# Your objective
Pictures aside, quote the whole listing exactly.

# Records to process
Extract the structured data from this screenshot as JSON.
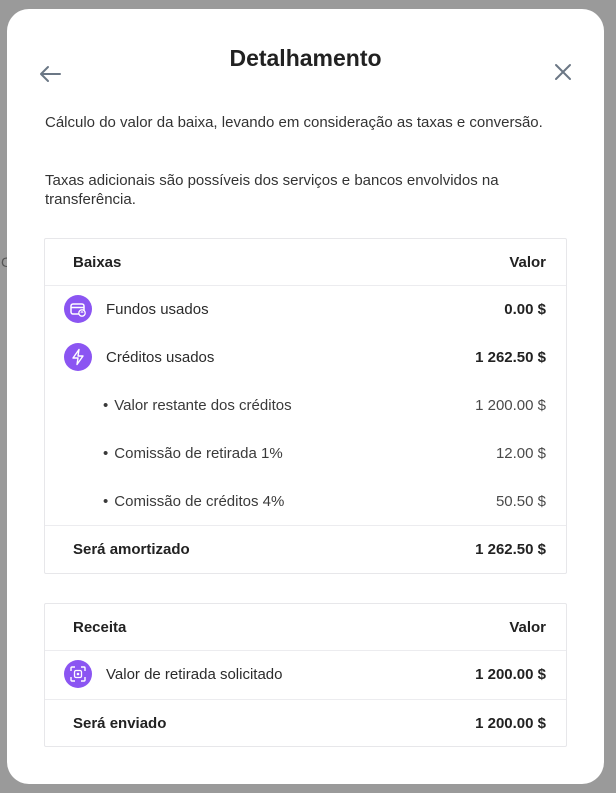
{
  "modal": {
    "title": "Detalhamento",
    "description_1": "Cálculo do valor da baixa, levando em consideração as taxas e conversão.",
    "description_2": "Taxas adicionais são possíveis dos serviços e bancos envolvidos na transferência."
  },
  "baixas_table": {
    "header_label": "Baixas",
    "header_value": "Valor",
    "rows": [
      {
        "label": "Fundos usados",
        "value": "0.00 $",
        "icon": "wallet-refresh-icon"
      },
      {
        "label": "Créditos usados",
        "value": "1 262.50 $",
        "icon": "lightning-icon"
      }
    ],
    "sub_rows": [
      {
        "label": "Valor restante dos créditos",
        "value": "1 200.00 $"
      },
      {
        "label": "Comissão de retirada 1%",
        "value": "12.00 $"
      },
      {
        "label": "Comissão de créditos 4%",
        "value": "50.50 $"
      }
    ],
    "total_label": "Será amortizado",
    "total_value": "1 262.50 $"
  },
  "receita_table": {
    "header_label": "Receita",
    "header_value": "Valor",
    "rows": [
      {
        "label": "Valor de retirada solicitado",
        "value": "1 200.00 $",
        "icon": "scan-withdraw-icon"
      }
    ],
    "total_label": "Será enviado",
    "total_value": "1 200.00 $"
  },
  "colors": {
    "accent": "#8b55f2",
    "overlay": "#9a9a9a"
  }
}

# Answer to the exercise
Extract the structured data from this screenshot as JSON.
{
  "modal": {
    "title": "Detalhamento",
    "description_1": "Cálculo do valor da baixa, levando em consideração as taxas e conversão.",
    "description_2": "Taxas adicionais são possíveis dos serviços e bancos envolvidos na transferência."
  },
  "baixas_table": {
    "header_label": "Baixas",
    "header_value": "Valor",
    "rows": [
      {
        "label": "Fundos usados",
        "value": "0.00 $",
        "icon": "wallet-refresh-icon"
      },
      {
        "label": "Créditos usados",
        "value": "1 262.50 $",
        "icon": "lightning-icon"
      }
    ],
    "sub_rows": [
      {
        "label": "Valor restante dos créditos",
        "value": "1 200.00 $"
      },
      {
        "label": "Comissão de retirada 1%",
        "value": "12.00 $"
      },
      {
        "label": "Comissão de créditos 4%",
        "value": "50.50 $"
      }
    ],
    "total_label": "Será amortizado",
    "total_value": "1 262.50 $"
  },
  "receita_table": {
    "header_label": "Receita",
    "header_value": "Valor",
    "rows": [
      {
        "label": "Valor de retirada solicitado",
        "value": "1 200.00 $",
        "icon": "scan-withdraw-icon"
      }
    ],
    "total_label": "Será enviado",
    "total_value": "1 200.00 $"
  },
  "colors": {
    "accent": "#8b55f2",
    "overlay": "#9a9a9a"
  }
}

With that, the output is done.